Extract provided:
-------
LONDON — Artworks created by some of the U.K.’s leading musicians and senior record executives are to be auctioned in aid of Teenage Cancer Trust, a British charity which provides support to young people with cancer.
Pete Doherty, Kasabian‘s Serge Pizzorno, The Kills‘ Alison Mosshart, Gorillaz illustrator Jamie Hewlett, Manic Street Preachers‘ Nicky Wire and Blur guitarist Graham Coxon are among the musicians who have donated art works to the online “The Art of Music” auction.
Industry figures who have given pieces include Dominic Walker (director of radio and music, BBC Motion Gallery and Learning), artist manager Fergus Cooper and Warner Chappell Music UK managing director Mike Smith, among others.
“I’ve been involved in both art and music for a long time, so to be able to harness them both for a charity which I’ve also worked with over many years is very special,” said Smith, who sits on the board of the Teenage Cancer Trust.
Numbered among the works is a collection of pieces by The KLF’s Jimmy Caulty including a re-appropriated police riot shield (transformed into a smiley face) and a painting by Echo & The Bunnymen guitarist Will Sergeant entitled “The Soothing Serenade of a Million Clocks Ticking.”
Renowned visual artists the Connor Brothers (British artists James Golding and Mike Snelle), Billy Childish and Illuminati Neon are also participating in the fundraiser.
The auction runs to November 11 and bids can be made at givergy.uk/theartofmusic with all proceeds going to the charity.
Co-organizer Ian Neil said he was inspired to put on the event after hearing the personal cancer story of a teenager at this year’s Teenage Cancer Trust concert series at London’s Royal Albert Hall.
“I had noticed over time, that some of the artists and colleagues I have had the pleasure of working in the music industry? made art in their spare time,” said Neil, who works as director of film and TV at Sony Music. He said he had no idea how many artists would donate work to the auction and has been overwhelmed by their generous support.
“This is a once in a lifetime opportunity to own a unique piece of art,” added Kate Collins, chief executive at Teenage Cancer Trust. “We’re grateful to all the musicians, artists and industry figures who are backing this incredible auction.”
Teenage Cancer Trust was founded in 1989 by Dr. Adrian Whiteson and Myrna Whiteson with the aim of creating a specialist centre of care for teenagers and young adults who receive specialist cancer care. It now funds 28 specialist units across the U.K.
Next year marks the 20th anniversary of the annual Teenage Cancer Trust concert series, conceived and curated by The Who singer Roger Daltrey, that takes place every March at the Royal Albert Hall. Previous performers include The Who, Paul McCartney, Oasis, Kasabian, The Cure, Jessie J and Florence + The Machine with more than £30 million ($38 million) raised for charity.
-------
Raw data:
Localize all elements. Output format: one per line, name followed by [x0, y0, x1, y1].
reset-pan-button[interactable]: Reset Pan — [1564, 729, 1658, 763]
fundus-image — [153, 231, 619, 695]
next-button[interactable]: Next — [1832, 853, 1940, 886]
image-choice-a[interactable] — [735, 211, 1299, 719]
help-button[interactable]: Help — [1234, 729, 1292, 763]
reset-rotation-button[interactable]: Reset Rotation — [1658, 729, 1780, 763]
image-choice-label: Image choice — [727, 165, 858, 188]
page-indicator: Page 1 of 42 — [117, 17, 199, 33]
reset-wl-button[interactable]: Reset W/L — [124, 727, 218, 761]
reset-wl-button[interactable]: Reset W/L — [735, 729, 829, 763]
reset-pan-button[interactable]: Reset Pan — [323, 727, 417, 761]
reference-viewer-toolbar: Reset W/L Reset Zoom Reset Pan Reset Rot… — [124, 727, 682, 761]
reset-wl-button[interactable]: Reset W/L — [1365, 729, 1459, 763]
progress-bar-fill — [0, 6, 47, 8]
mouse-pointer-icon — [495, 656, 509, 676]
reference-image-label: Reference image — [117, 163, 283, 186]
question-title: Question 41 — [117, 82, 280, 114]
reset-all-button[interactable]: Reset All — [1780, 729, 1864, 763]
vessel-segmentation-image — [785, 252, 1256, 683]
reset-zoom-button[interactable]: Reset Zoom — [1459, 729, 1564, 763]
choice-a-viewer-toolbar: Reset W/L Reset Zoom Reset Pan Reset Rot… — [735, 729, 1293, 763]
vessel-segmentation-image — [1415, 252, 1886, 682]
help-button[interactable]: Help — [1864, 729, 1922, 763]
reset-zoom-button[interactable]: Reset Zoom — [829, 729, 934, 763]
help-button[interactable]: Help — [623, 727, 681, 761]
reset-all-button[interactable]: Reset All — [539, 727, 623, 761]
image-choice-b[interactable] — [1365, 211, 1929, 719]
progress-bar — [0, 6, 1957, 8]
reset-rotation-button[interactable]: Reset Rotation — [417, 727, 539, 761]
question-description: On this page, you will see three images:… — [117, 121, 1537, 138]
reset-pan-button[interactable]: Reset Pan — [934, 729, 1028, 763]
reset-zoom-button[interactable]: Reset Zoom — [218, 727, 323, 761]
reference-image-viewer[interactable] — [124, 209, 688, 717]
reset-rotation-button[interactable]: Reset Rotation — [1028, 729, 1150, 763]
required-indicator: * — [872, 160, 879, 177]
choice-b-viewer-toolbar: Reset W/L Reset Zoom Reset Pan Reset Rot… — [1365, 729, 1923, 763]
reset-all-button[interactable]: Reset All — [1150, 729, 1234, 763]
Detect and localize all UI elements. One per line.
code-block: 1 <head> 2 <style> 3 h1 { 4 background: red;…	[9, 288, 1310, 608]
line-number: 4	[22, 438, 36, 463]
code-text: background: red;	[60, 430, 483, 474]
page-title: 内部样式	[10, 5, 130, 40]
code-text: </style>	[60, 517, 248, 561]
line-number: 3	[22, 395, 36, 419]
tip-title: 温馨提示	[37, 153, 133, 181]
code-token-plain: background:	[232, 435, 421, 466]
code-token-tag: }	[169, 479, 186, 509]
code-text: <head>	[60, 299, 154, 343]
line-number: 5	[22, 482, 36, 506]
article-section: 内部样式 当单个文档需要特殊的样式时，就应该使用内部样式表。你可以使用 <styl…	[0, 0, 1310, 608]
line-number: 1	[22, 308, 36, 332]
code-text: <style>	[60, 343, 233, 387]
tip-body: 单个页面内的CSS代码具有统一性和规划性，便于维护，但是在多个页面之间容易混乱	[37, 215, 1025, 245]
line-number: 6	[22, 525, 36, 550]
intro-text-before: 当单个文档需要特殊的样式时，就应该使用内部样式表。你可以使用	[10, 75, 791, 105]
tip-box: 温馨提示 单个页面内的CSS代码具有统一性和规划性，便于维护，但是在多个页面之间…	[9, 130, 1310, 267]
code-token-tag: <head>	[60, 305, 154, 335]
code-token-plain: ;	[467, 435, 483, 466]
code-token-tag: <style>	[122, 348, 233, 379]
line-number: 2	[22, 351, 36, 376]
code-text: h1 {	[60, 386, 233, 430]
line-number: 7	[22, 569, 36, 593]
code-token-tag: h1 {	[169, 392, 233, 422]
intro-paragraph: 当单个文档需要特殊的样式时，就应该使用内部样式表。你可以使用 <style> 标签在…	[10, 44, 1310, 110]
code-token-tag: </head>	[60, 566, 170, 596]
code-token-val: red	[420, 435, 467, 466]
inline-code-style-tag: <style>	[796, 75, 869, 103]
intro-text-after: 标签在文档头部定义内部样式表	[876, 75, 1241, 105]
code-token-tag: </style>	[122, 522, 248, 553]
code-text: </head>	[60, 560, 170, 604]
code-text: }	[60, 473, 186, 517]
-------
Activities:
1/ Could you extract the passage of the auction article starting at "Teenage Cancer Trust was" and ending at "across the U.K."?
2/ Based on the auction article:
(a) On what date does the auction end?
(b) Who founded Teenage Cancer Trust in 1989?
(c) Which singer conceived and curated the annual Teenage Cancer Trust concert series?
3/ How would you translate this sentence from the auction article into Spanish: "The auction runs to November 11 and bids can be made at givergy.uk/theartofmusic with all proceeds going to the charity."
The material has no connection to the auction article.

Per-task answers:
1/
Teenage Cancer Trust was founded in 1989 by Dr. Adrian Whiteson and Myrna Whiteson with the aim of creating a specialist centre of care for teenagers and young adults who receive specialist cancer care. It now funds 28 specialist units across the U.K.

2/
(a) November 11
(b) Dr. Adrian Whiteson and Myrna Whiteson
(c) Roger Daltrey, singer of The Who

3/ La subasta estará abierta hasta el 11 de noviembre y las pujas pueden realizarse en givergy.uk/theartofmusic, y todo lo recaudado se destinará a la organización benéfica.